-- START OF INFORMATION GIVEN --

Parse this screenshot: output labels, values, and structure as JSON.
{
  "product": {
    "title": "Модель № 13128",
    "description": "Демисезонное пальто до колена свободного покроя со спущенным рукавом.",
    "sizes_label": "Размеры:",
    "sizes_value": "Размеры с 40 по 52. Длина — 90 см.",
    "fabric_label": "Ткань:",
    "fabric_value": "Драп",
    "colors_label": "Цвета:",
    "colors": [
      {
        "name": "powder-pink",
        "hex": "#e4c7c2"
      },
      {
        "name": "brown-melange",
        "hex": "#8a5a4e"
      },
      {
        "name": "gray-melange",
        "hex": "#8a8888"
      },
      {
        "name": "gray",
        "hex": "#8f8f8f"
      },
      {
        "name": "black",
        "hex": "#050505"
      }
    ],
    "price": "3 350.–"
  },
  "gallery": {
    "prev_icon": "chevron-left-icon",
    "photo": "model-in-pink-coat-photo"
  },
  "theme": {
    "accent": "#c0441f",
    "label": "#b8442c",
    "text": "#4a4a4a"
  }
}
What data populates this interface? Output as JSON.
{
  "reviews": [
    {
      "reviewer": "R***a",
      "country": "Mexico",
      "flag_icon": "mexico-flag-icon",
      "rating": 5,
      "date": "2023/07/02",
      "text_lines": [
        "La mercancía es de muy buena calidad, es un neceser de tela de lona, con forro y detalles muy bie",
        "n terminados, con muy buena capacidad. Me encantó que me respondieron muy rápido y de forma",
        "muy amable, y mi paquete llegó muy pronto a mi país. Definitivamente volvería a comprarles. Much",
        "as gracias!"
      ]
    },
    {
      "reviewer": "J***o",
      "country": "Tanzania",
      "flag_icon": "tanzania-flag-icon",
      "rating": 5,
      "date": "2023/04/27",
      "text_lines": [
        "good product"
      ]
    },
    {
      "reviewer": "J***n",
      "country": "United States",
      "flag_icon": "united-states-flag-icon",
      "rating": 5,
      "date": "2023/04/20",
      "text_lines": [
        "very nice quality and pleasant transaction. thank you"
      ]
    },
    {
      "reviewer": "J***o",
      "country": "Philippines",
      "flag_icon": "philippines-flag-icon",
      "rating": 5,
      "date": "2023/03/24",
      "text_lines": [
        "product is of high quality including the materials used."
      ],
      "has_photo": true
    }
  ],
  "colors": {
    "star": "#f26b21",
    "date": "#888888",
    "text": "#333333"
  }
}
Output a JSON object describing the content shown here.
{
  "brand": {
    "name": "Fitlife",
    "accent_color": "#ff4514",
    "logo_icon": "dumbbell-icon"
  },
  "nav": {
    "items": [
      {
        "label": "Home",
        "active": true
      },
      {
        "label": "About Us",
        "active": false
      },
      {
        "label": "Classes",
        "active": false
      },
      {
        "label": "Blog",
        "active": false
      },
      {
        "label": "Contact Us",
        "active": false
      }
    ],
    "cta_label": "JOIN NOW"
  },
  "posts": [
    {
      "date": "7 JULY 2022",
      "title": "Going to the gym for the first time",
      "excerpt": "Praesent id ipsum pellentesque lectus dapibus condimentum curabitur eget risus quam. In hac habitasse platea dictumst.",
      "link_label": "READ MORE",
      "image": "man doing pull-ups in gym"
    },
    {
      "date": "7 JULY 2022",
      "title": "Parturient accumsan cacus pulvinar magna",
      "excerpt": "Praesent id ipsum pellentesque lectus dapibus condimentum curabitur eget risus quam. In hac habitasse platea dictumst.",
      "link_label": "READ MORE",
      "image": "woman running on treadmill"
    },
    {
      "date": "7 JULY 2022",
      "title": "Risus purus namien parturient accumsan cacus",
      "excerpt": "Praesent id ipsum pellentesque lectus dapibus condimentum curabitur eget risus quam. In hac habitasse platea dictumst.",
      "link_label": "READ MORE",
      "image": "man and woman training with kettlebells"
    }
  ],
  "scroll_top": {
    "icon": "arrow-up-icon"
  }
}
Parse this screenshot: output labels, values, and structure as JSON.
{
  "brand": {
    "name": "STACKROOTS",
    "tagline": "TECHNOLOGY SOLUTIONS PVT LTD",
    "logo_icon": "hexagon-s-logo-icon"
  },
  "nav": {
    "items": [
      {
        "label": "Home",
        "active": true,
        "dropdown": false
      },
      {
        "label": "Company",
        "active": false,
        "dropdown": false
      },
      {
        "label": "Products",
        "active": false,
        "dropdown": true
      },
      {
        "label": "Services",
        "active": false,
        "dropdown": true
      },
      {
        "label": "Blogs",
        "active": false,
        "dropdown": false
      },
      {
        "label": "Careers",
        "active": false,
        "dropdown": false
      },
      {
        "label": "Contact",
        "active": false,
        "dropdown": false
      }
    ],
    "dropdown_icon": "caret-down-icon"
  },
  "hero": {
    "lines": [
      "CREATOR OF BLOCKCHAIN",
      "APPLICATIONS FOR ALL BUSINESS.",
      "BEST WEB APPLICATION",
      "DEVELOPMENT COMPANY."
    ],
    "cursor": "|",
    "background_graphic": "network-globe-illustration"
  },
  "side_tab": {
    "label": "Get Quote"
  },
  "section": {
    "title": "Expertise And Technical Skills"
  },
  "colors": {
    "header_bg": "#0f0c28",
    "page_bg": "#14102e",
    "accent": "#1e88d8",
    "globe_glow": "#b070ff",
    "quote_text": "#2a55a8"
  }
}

-- END OF INFORMATION GIVEN --

### TASK
Set down the listing in full, keeping every word exactly as it is.

### OUTPUT
Parse this screenshot: output labels, values, and structure as JSON.
{
  "product": {
    "title": "Модель № 13128",
    "description": "Демисезонное пальто до колена свободного покроя со спущенным рукавом.",
    "sizes_label": "Размеры:",
    "sizes_value": "Размеры с 40 по 52. Длина — 90 см.",
    "fabric_label": "Ткань:",
    "fabric_value": "Драп",
    "colors_label": "Цвета:",
    "colors": [
      {
        "name": "powder-pink",
        "hex": "#e4c7c2"
      },
      {
        "name": "brown-melange",
        "hex": "#8a5a4e"
      },
      {
        "name": "gray-melange",
        "hex": "#8a8888"
      },
      {
        "name": "gray",
        "hex": "#8f8f8f"
      },
      {
        "name": "black",
        "hex": "#050505"
      }
    ],
    "price": "3 350.–"
  },
  "gallery": {
    "prev_icon": "chevron-left-icon",
    "photo": "model-in-pink-coat-photo"
  },
  "theme": {
    "accent": "#c0441f",
    "label": "#b8442c",
    "text": "#4a4a4a"
  }
}
What data populates this interface? Output as JSON.
{
  "reviews": [
    {
      "reviewer": "R***a",
      "country": "Mexico",
      "flag_icon": "mexico-flag-icon",
      "rating": 5,
      "date": "2023/07/02",
      "text_lines": [
        "La mercancía es de muy buena calidad, es un neceser de tela de lona, con forro y detalles muy bie",
        "n terminados, con muy buena capacidad. Me encantó que me respondieron muy rápido y de forma",
        "muy amable, y mi paquete llegó muy pronto a mi país. Definitivamente volvería a comprarles. Much",
        "as gracias!"
      ]
    },
    {
      "reviewer": "J***o",
      "country": "Tanzania",
      "flag_icon": "tanzania-flag-icon",
      "rating": 5,
      "date": "2023/04/27",
      "text_lines": [
        "good product"
      ]
    },
    {
      "reviewer": "J***n",
      "country": "United States",
      "flag_icon": "united-states-flag-icon",
      "rating": 5,
      "date": "2023/04/20",
      "text_lines": [
        "very nice quality and pleasant transaction. thank you"
      ]
    },
    {
      "reviewer": "J***o",
      "country": "Philippines",
      "flag_icon": "philippines-flag-icon",
      "rating": 5,
      "date": "2023/03/24",
      "text_lines": [
        "product is of high quality including the materials used."
      ],
      "has_photo": true
    }
  ],
  "colors": {
    "star": "#f26b21",
    "date": "#888888",
    "text": "#333333"
  }
}
Output a JSON object describing the content shown here.
{
  "brand": {
    "name": "Fitlife",
    "accent_color": "#ff4514",
    "logo_icon": "dumbbell-icon"
  },
  "nav": {
    "items": [
      {
        "label": "Home",
        "active": true
      },
      {
        "label": "About Us",
        "active": false
      },
      {
        "label": "Classes",
        "active": false
      },
      {
        "label": "Blog",
        "active": false
      },
      {
        "label": "Contact Us",
        "active": false
      }
    ],
    "cta_label": "JOIN NOW"
  },
  "posts": [
    {
      "date": "7 JULY 2022",
      "title": "Going to the gym for the first time",
      "excerpt": "Praesent id ipsum pellentesque lectus dapibus condimentum curabitur eget risus quam. In hac habitasse platea dictumst.",
      "link_label": "READ MORE",
      "image": "man doing pull-ups in gym"
    },
    {
      "date": "7 JULY 2022",
      "title": "Parturient accumsan cacus pulvinar magna",
      "excerpt": "Praesent id ipsum pellentesque lectus dapibus condimentum curabitur eget risus quam. In hac habitasse platea dictumst.",
      "link_label": "READ MORE",
      "image": "woman running on treadmill"
    },
    {
      "date": "7 JULY 2022",
      "title": "Risus purus namien parturient accumsan cacus",
      "excerpt": "Praesent id ipsum pellentesque lectus dapibus condimentum curabitur eget risus quam. In hac habitasse platea dictumst.",
      "link_label": "READ MORE",
      "image": "man and woman training with kettlebells"
    }
  ],
  "scroll_top": {
    "icon": "arrow-up-icon"
  }
}
Parse this screenshot: output labels, values, and structure as JSON.
{
  "brand": {
    "name": "STACKROOTS",
    "tagline": "TECHNOLOGY SOLUTIONS PVT LTD",
    "logo_icon": "hexagon-s-logo-icon"
  },
  "nav": {
    "items": [
      {
        "label": "Home",
        "active": true,
        "dropdown": false
      },
      {
        "label": "Company",
        "active": false,
        "dropdown": false
      },
      {
        "label": "Products",
        "active": false,
        "dropdown": true
      },
      {
        "label": "Services",
        "active": false,
        "dropdown": true
      },
      {
        "label": "Blogs",
        "active": false,
        "dropdown": false
      },
      {
        "label": "Careers",
        "active": false,
        "dropdown": false
      },
      {
        "label": "Contact",
        "active": false,
        "dropdown": false
      }
    ],
    "dropdown_icon": "caret-down-icon"
  },
  "hero": {
    "lines": [
      "CREATOR OF BLOCKCHAIN",
      "APPLICATIONS FOR ALL BUSINESS.",
      "BEST WEB APPLICATION",
      "DEVELOPMENT COMPANY."
    ],
    "cursor": "|",
    "background_graphic": "network-globe-illustration"
  },
  "side_tab": {
    "label": "Get Quote"
  },
  "section": {
    "title": "Expertise And Technical Skills"
  },
  "colors": {
    "header_bg": "#0f0c28",
    "page_bg": "#14102e",
    "accent": "#1e88d8",
    "globe_glow": "#b070ff",
    "quote_text": "#2a55a8"
  }
}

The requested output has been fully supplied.